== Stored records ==
################
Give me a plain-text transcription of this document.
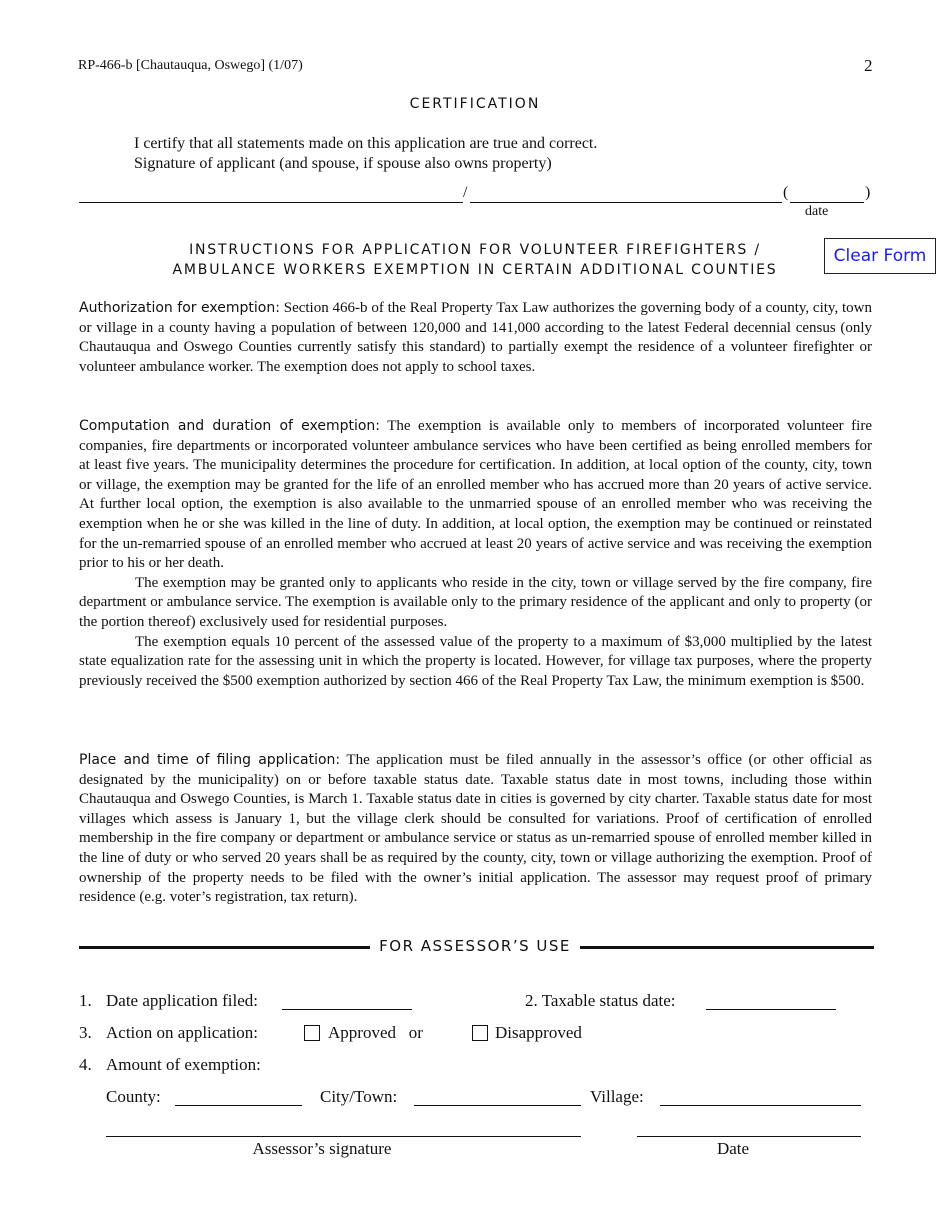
RP-466-b [Chautauqua, Oswego] (1/07)	2
CERTIFICATION
I certify that all statements made on this application are true and correct.
Signature of applicant (and spouse, if spouse also owns property)
/	(	)
date
INSTRUCTIONS FOR APPLICATION FOR VOLUNTEER FIREFIGHTERS /
AMBULANCE WORKERS EXEMPTION IN CERTAIN ADDITIONAL COUNTIES
Clear Form
Authorization for exemption: Section 466-b of the Real Property Tax Law authorizes the governing body of a county, city, town or village in a county having a population of between 120,000 and 141,000 according to the latest Federal decennial census (only Chautauqua and Oswego Counties currently satisfy this standard) to partially exempt the residence of a volunteer firefighter or volunteer ambulance worker. The exemption does not apply to school taxes.
Computation and duration of exemption: The exemption is available only to members of incorporated volunteer fire companies, fire departments or incorporated volunteer ambulance services who have been certified as being enrolled members for at least five years. The municipality determines the procedure for certification. In addition, at local option of the county, city, town or village, the exemption may be granted for the life of an enrolled member who has accrued more than 20 years of active service. At further local option, the exemption is also available to the unmarried spouse of an enrolled member who was receiving the exemption when he or she was killed in the line of duty. In addition, at local option, the exemption may be continued or reinstated for the un-remarried spouse of an enrolled member who accrued at least 20 years of active service and was receiving the exemption prior to his or her death.
The exemption may be granted only to applicants who reside in the city, town or village served by the fire company, fire department or ambulance service. The exemption is available only to the primary residence of the applicant and only to property (or the portion thereof) exclusively used for residential purposes.
The exemption equals 10 percent of the assessed value of the property to a maximum of $3,000 multiplied by the latest state equalization rate for the assessing unit in which the property is located. However, for village tax purposes, where the property previously received the $500 exemption authorized by section 466 of the Real Property Tax Law, the minimum exemption is $500.
Place and time of filing application: The application must be filed annually in the assessor’s office (or other official as designated by the municipality) on or before taxable status date. Taxable status date in most towns, including those within Chautauqua and Oswego Counties, is March 1. Taxable status date in cities is governed by city charter. Taxable status date for most villages which assess is January 1, but the village clerk should be consulted for variations. Proof of certification of enrolled membership in the fire company or department or ambulance service or status as un-remarried spouse of enrolled member killed in the line of duty or who served 20 years shall be as required by the county, city, town or village authorizing the exemption. Proof of ownership of the property needs to be filed with the owner’s initial application. The assessor may request proof of primary residence (e.g. voter’s registration, tax return).
FOR ASSESSOR’S USE
1. Date application filed:	2. Taxable status date:
3. Action on application:	Approved   or	Disapproved
4. Amount of exemption:
County:	City/Town:	Village:
Assessor’s signature	Date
################
== STATED PROBLEM ==
Copy the records above exactly. The pictures are not part of the copy.

== RESPONSE TO THE TASK ==
Give me a plain-text transcription of this document.
RP-466-b [Chautauqua, Oswego] (1/07)	2
CERTIFICATION
I certify that all statements made on this application are true and correct.
Signature of applicant (and spouse, if spouse also owns property)
/	(	)
date
INSTRUCTIONS FOR APPLICATION FOR VOLUNTEER FIREFIGHTERS /
AMBULANCE WORKERS EXEMPTION IN CERTAIN ADDITIONAL COUNTIES
Clear Form
Authorization for exemption: Section 466-b of the Real Property Tax Law authorizes the governing body of a county, city, town or village in a county having a population of between 120,000 and 141,000 according to the latest Federal decennial census (only Chautauqua and Oswego Counties currently satisfy this standard) to partially exempt the residence of a volunteer firefighter or volunteer ambulance worker. The exemption does not apply to school taxes.
Computation and duration of exemption: The exemption is available only to members of incorporated volunteer fire companies, fire departments or incorporated volunteer ambulance services who have been certified as being enrolled members for at least five years. The municipality determines the procedure for certification. In addition, at local option of the county, city, town or village, the exemption may be granted for the life of an enrolled member who has accrued more than 20 years of active service. At further local option, the exemption is also available to the unmarried spouse of an enrolled member who was receiving the exemption when he or she was killed in the line of duty. In addition, at local option, the exemption may be continued or reinstated for the un-remarried spouse of an enrolled member who accrued at least 20 years of active service and was receiving the exemption prior to his or her death.
The exemption may be granted only to applicants who reside in the city, town or village served by the fire company, fire department or ambulance service. The exemption is available only to the primary residence of the applicant and only to property (or the portion thereof) exclusively used for residential purposes.
The exemption equals 10 percent of the assessed value of the property to a maximum of $3,000 multiplied by the latest state equalization rate for the assessing unit in which the property is located. However, for village tax purposes, where the property previously received the $500 exemption authorized by section 466 of the Real Property Tax Law, the minimum exemption is $500.
Place and time of filing application: The application must be filed annually in the assessor’s office (or other official as designated by the municipality) on or before taxable status date. Taxable status date in most towns, including those within Chautauqua and Oswego Counties, is March 1. Taxable status date in cities is governed by city charter. Taxable status date for most villages which assess is January 1, but the village clerk should be consulted for variations. Proof of certification of enrolled membership in the fire company or department or ambulance service or status as un-remarried spouse of enrolled member killed in the line of duty or who served 20 years shall be as required by the county, city, town or village authorizing the exemption. Proof of ownership of the property needs to be filed with the owner’s initial application. The assessor may request proof of primary residence (e.g. voter’s registration, tax return).
FOR ASSESSOR’S USE
1. Date application filed:	2. Taxable status date:
3. Action on application:	Approved   or	Disapproved
4. Amount of exemption:
County:	City/Town:	Village:
Assessor’s signature	Date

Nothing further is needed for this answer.